***** SUPPLIED MATERIAL *****
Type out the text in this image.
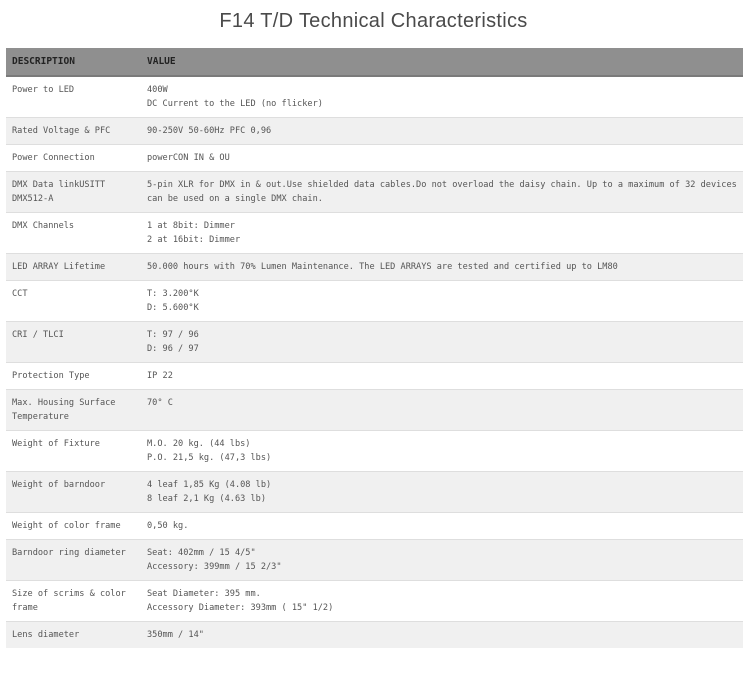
F14 T/D Technical Characteristics
DESCRIPTION	VALUE
Power to LED	400W
DC Current to the LED (no flicker)

Rated Voltage & PFC	90-250V 50-60Hz PFC 0,96

Power Connection	powerCON IN & OU

DMX Data linkUSITT DMX512-A	5-pin XLR for DMX in & out.Use shielded data cables.Do not overload the daisy chain. Up to a maximum of 32 devices can be used on a single DMX chain.

DMX Channels	1 at 8bit: Dimmer
2 at 16bit: Dimmer

LED ARRAY Lifetime	50.000 hours with 70% Lumen Maintenance. The LED ARRAYS are tested and certified up to LM80

CCT	T: 3.200°K
D: 5.600°K

CRI / TLCI	T: 97 / 96
D: 96 / 97

Protection Type	IP 22

Max. Housing Surface Temperature	70° C

Weight of Fixture	M.O. 20 kg. (44 lbs)
P.O. 21,5 kg. (47,3 lbs)

Weight of barndoor	4 leaf 1,85 Kg (4.08 lb)
8 leaf 2,1 Kg (4.63 lb)

Weight of color frame	0,50 kg.

Barndoor ring diameter	Seat: 402mm / 15 4/5"
Accessory: 399mm / 15 2/3"

Size of scrims & color frame	Seat Diameter: 395 mm.
Accessory Diameter: 393mm ( 15" 1/2)

Lens diameter	350mm / 14"
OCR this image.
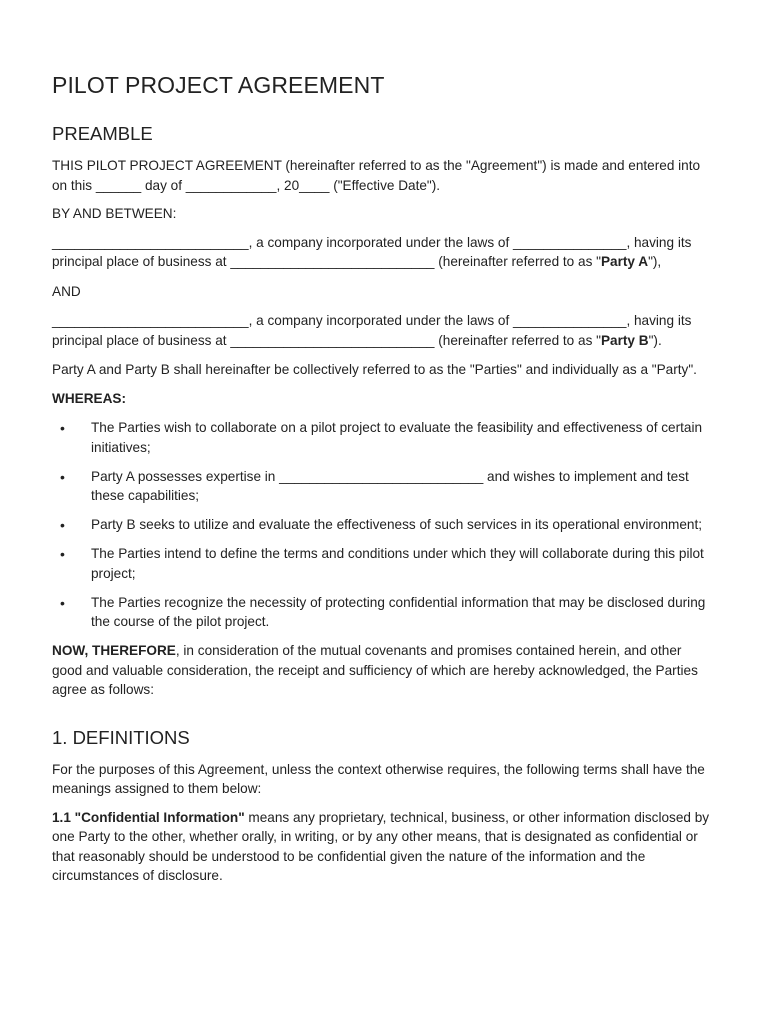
PILOT PROJECT AGREEMENT
PREAMBLE

THIS PILOT PROJECT AGREEMENT (hereinafter referred to as the "Agreement") is made and entered into on this ______ day of ____________, 20____ ("Effective Date").

BY AND BETWEEN:

__________________________, a company incorporated under the laws of _______________, having its principal place of business at ___________________________ (hereinafter referred to as "Party A"),

AND

__________________________, a company incorporated under the laws of _______________, having its principal place of business at ___________________________ (hereinafter referred to as "Party B").

Party A and Party B shall hereinafter be collectively referred to as the "Parties" and individually as a "Party".

WHEREAS:

• The Parties wish to collaborate on a pilot project to evaluate the feasibility and effectiveness of certain initiatives;
• Party A possesses expertise in ___________________________ and wishes to implement and test these capabilities;
• Party B seeks to utilize and evaluate the effectiveness of such services in its operational environment;
• The Parties intend to define the terms and conditions under which they will collaborate during this pilot project;
• The Parties recognize the necessity of protecting confidential information that may be disclosed during the course of the pilot project.

NOW, THEREFORE, in consideration of the mutual covenants and promises contained herein, and other good and valuable consideration, the receipt and sufficiency of which are hereby acknowledged, the Parties agree as follows:

1. DEFINITIONS

For the purposes of this Agreement, unless the context otherwise requires, the following terms shall have the meanings assigned to them below:

1.1 "Confidential Information" means any proprietary, technical, business, or other information disclosed by one Party to the other, whether orally, in writing, or by any other means, that is designated as confidential or that reasonably should be understood to be confidential given the nature of the information and the circumstances of disclosure.
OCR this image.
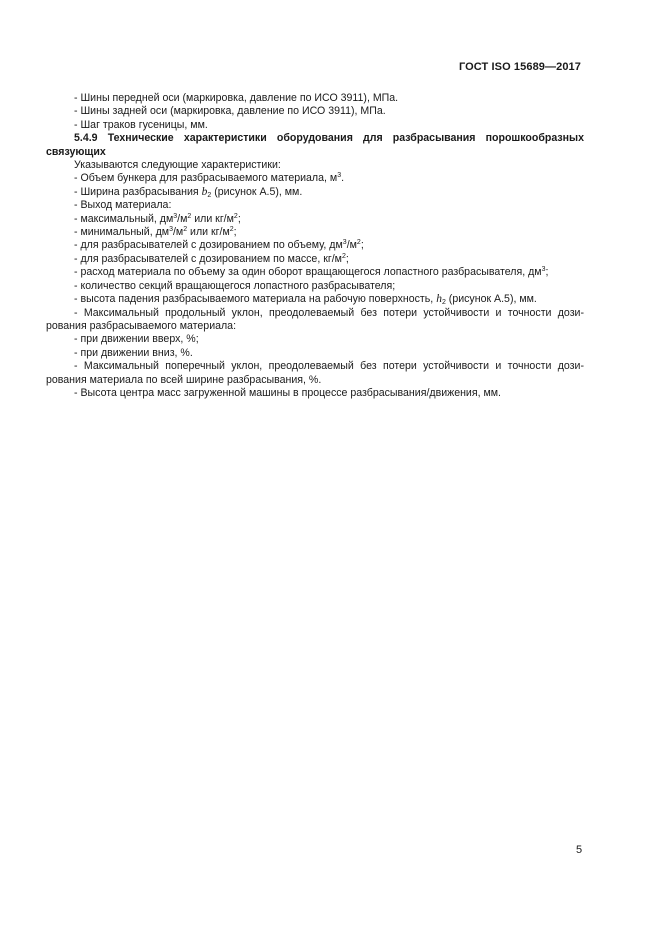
ГОСТ ISO 15689—2017
- Шины передней оси (маркировка, давление по ИСО 3911), МПа.
- Шины задней оси (маркировка, давление по ИСО 3911), МПа.
- Шаг траков гусеницы, мм.
5.4.9 Технические характеристики оборудования для разбрасывания порошкообразных
связующих
Указываются следующие характеристики:
- Объем бункера для разбрасываемого материала, $м^3$.
- Ширина разбрасывания $b_2$ (рисунок А.5), мм.
- Выход материала:
- максимальный, $дм^3/м^2$ или $кг/м^2$;
- минимальный, $дм^3/м^2$ или $кг/м^2$;
- для разбрасывателей с дозированием по объему, $дм^3/м^2$;
- для разбрасывателей с дозированием по массе, $кг/м^2$;
- расход материала по объему за один оборот вращающегося лопастного разбрасывателя, $дм^3$;
- количество секций вращающегося лопастного разбрасывателя;
- высота падения разбрасываемого материала на рабочую поверхность, $h_2$ (рисунок А.5), мм.
- Максимальный продольный уклон, преодолеваемый без потери устойчивости и точности дози-
рования разбрасываемого материала:
- при движении вверх, %;
- при движении вниз, %.
- Максимальный поперечный уклон, преодолеваемый без потери устойчивости и точности дози-
рования материала по всей ширине разбрасывания, %.
- Высота центра масс загруженной машины в процессе разбрасывания/движения, мм.
5
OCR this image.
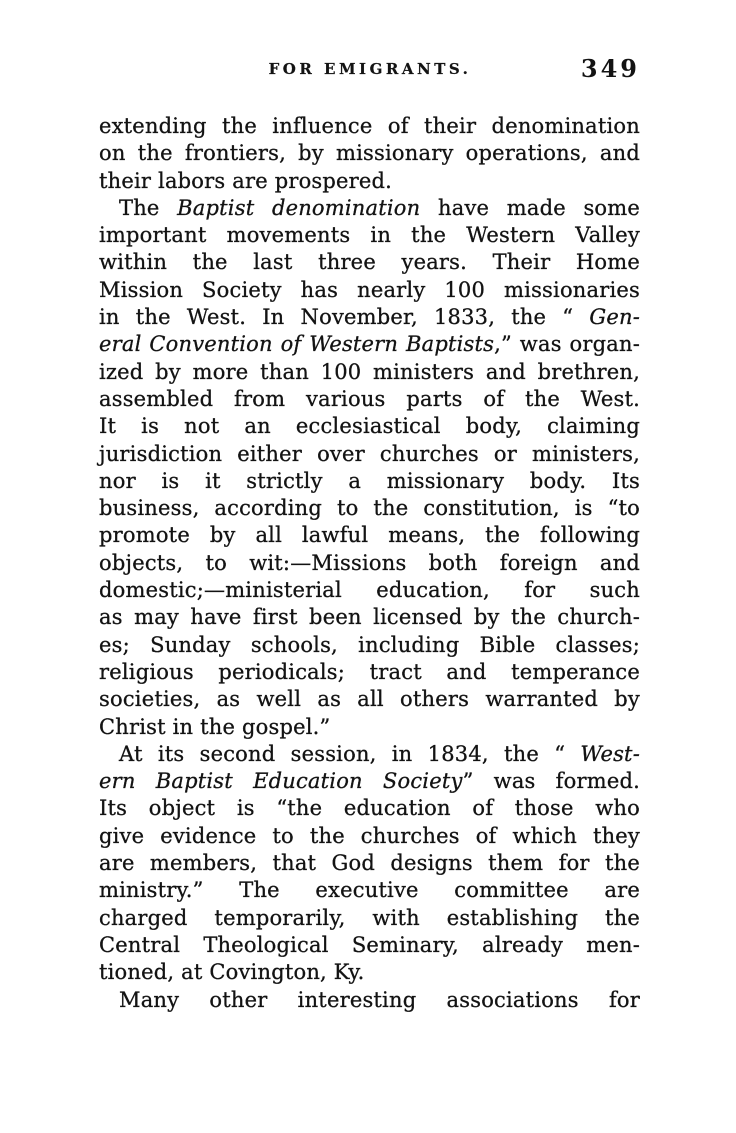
FOR EMIGRANTS.	349
extending the influence of their denomination
on the frontiers, by missionary operations, and
their labors are prospered.
The Baptist denomination have made some
important movements in the Western Valley
within the last three years. Their Home
Mission Society has nearly 100 missionaries
in the West. In November, 1833, the “ Gen-
eral Convention of Western Baptists,” was organ-
ized by more than 100 ministers and brethren,
assembled from various parts of the West.
It is not an ecclesiastical body, claiming
jurisdiction either over churches or ministers,
nor is it strictly a missionary body. Its
business, according to the constitution, is “to
promote by all lawful means, the following
objects, to wit:—Missions both foreign and
domestic;—ministerial education, for such
as may have first been licensed by the church-
es; Sunday schools, including Bible classes;
religious periodicals; tract and temperance
societies, as well as all others warranted by
Christ in the gospel.”
At its second session, in 1834, the “ West-
ern Baptist Education Society” was formed.
Its object is “the education of those who
give evidence to the churches of which they
are members, that God designs them for the
ministry.” The executive committee are
charged temporarily, with establishing the
Central Theological Seminary, already men-
tioned, at Covington, Ky.
Many other interesting associations for
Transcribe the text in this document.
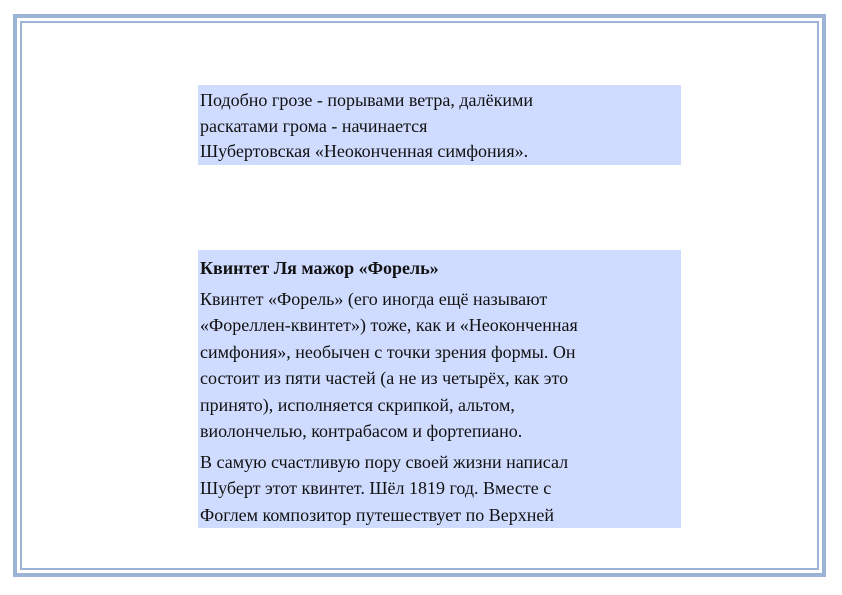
Подобно грозе - порывами ветра, далёкими
раскатами грома - начинается
Шубертовская «Неоконченная симфония».
Квинтет Ля мажор «Форель»

Квинтет «Форель» (его иногда ещё называют
«Фореллен-квинтет») тоже, как и «Неоконченная
симфония», необычен с точки зрения формы. Он
состоит из пяти частей (а не из четырёх, как это
принято), исполняется скрипкой, альтом,
виолончелью, контрабасом и фортепиано.

В самую счастливую пору своей жизни написал
Шуберт этот квинтет. Шёл 1819 год. Вместе с
Фоглем композитор путешествует по Верхней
*****
▶ SET TASK
Copy the records exactly. Skip the pictures.

▶ ANSWER TO THIS TASK
Type out the text in this image.
F14 T/D Technical Characteristics
DESCRIPTION	VALUE
Power to LED	400W
DC Current to the LED (no flicker)

Rated Voltage & PFC	90-250V 50-60Hz PFC 0,96

Power Connection	powerCON IN & OU

DMX Data linkUSITT DMX512-A	5-pin XLR for DMX in & out.Use shielded data cables.Do not overload the daisy chain. Up to a maximum of 32 devices can be used on a single DMX chain.

DMX Channels	1 at 8bit: Dimmer
2 at 16bit: Dimmer

LED ARRAY Lifetime	50.000 hours with 70% Lumen Maintenance. The LED ARRAYS are tested and certified up to LM80

CCT	T: 3.200°K
D: 5.600°K

CRI / TLCI	T: 97 / 96
D: 96 / 97

Protection Type	IP 22

Max. Housing Surface Temperature	70° C

Weight of Fixture	M.O. 20 kg. (44 lbs)
P.O. 21,5 kg. (47,3 lbs)

Weight of barndoor	4 leaf 1,85 Kg (4.08 lb)
8 leaf 2,1 Kg (4.63 lb)

Weight of color frame	0,50 kg.

Barndoor ring diameter	Seat: 402mm / 15 4/5"
Accessory: 399mm / 15 2/3"

Size of scrims & color frame	Seat Diameter: 395 mm.
Accessory Diameter: 393mm ( 15" 1/2)

Lens diameter	350mm / 14"
OCR this image.
PILOT PROJECT AGREEMENT
PREAMBLE

THIS PILOT PROJECT AGREEMENT (hereinafter referred to as the "Agreement") is made and entered into on this ______ day of ____________, 20____ ("Effective Date").

BY AND BETWEEN:

__________________________, a company incorporated under the laws of _______________, having its principal place of business at ___________________________ (hereinafter referred to as "Party A"),

AND

__________________________, a company incorporated under the laws of _______________, having its principal place of business at ___________________________ (hereinafter referred to as "Party B").

Party A and Party B shall hereinafter be collectively referred to as the "Parties" and individually as a "Party".

WHEREAS:

• The Parties wish to collaborate on a pilot project to evaluate the feasibility and effectiveness of certain initiatives;
• Party A possesses expertise in ___________________________ and wishes to implement and test these capabilities;
• Party B seeks to utilize and evaluate the effectiveness of such services in its operational environment;
• The Parties intend to define the terms and conditions under which they will collaborate during this pilot project;
• The Parties recognize the necessity of protecting confidential information that may be disclosed during the course of the pilot project.

NOW, THEREFORE, in consideration of the mutual covenants and promises contained herein, and other good and valuable consideration, the receipt and sufficiency of which are hereby acknowledged, the Parties agree as follows:

1. DEFINITIONS

For the purposes of this Agreement, unless the context otherwise requires, the following terms shall have the meanings assigned to them below:

1.1 "Confidential Information" means any proprietary, technical, business, or other information disclosed by one Party to the other, whether orally, in writing, or by any other means, that is designated as confidential or that reasonably should be understood to be confidential given the nature of the information and the circumstances of disclosure.
OCR this image.
ГОСТ ISO 15689—2017
- Шины передней оси (маркировка, давление по ИСО 3911), МПа.
- Шины задней оси (маркировка, давление по ИСО 3911), МПа.
- Шаг траков гусеницы, мм.
5.4.9 Технические характеристики оборудования для разбрасывания порошкообразных
связующих
Указываются следующие характеристики:
- Объем бункера для разбрасываемого материала, $м^3$.
- Ширина разбрасывания $b_2$ (рисунок А.5), мм.
- Выход материала:
- максимальный, $дм^3/м^2$ или $кг/м^2$;
- минимальный, $дм^3/м^2$ или $кг/м^2$;
- для разбрасывателей с дозированием по объему, $дм^3/м^2$;
- для разбрасывателей с дозированием по массе, $кг/м^2$;
- расход материала по объему за один оборот вращающегося лопастного разбрасывателя, $дм^3$;
- количество секций вращающегося лопастного разбрасывателя;
- высота падения разбрасываемого материала на рабочую поверхность, $h_2$ (рисунок А.5), мм.
- Максимальный продольный уклон, преодолеваемый без потери устойчивости и точности дози-
рования разбрасываемого материала:
- при движении вверх, %;
- при движении вниз, %.
- Максимальный поперечный уклон, преодолеваемый без потери устойчивости и точности дози-
рования материала по всей ширине разбрасывания, %.
- Высота центра масс загруженной машины в процессе разбрасывания/движения, мм.
5
OCR this image.
FOR EMIGRANTS.	349
extending the influence of their denomination
on the frontiers, by missionary operations, and
their labors are prospered.
The Baptist denomination have made some
important movements in the Western Valley
within the last three years. Their Home
Mission Society has nearly 100 missionaries
in the West. In November, 1833, the “ Gen-
eral Convention of Western Baptists,” was organ-
ized by more than 100 ministers and brethren,
assembled from various parts of the West.
It is not an ecclesiastical body, claiming
jurisdiction either over churches or ministers,
nor is it strictly a missionary body. Its
business, according to the constitution, is “to
promote by all lawful means, the following
objects, to wit:—Missions both foreign and
domestic;—ministerial education, for such
as may have first been licensed by the church-
es; Sunday schools, including Bible classes;
religious periodicals; tract and temperance
societies, as well as all others warranted by
Christ in the gospel.”
At its second session, in 1834, the “ West-
ern Baptist Education Society” was formed.
Its object is “the education of those who
give evidence to the churches of which they
are members, that God designs them for the
ministry.” The executive committee are
charged temporarily, with establishing the
Central Theological Seminary, already men-
tioned, at Covington, Ky.
Many other interesting associations for
Transcribe the text in this document.
Подобно грозе - порывами ветра, далёкими
раскатами грома - начинается
Шубертовская «Неоконченная симфония».
Квинтет Ля мажор «Форель»

Квинтет «Форель» (его иногда ещё называют
«Фореллен-квинтет») тоже, как и «Неоконченная
симфония», необычен с точки зрения формы. Он
состоит из пяти частей (а не из четырёх, как это
принято), исполняется скрипкой, альтом,
виолончелью, контрабасом и фортепиано.

В самую счастливую пору своей жизни написал
Шуберт этот квинтет. Шёл 1819 год. Вместе с
Фоглем композитор путешествует по Верхней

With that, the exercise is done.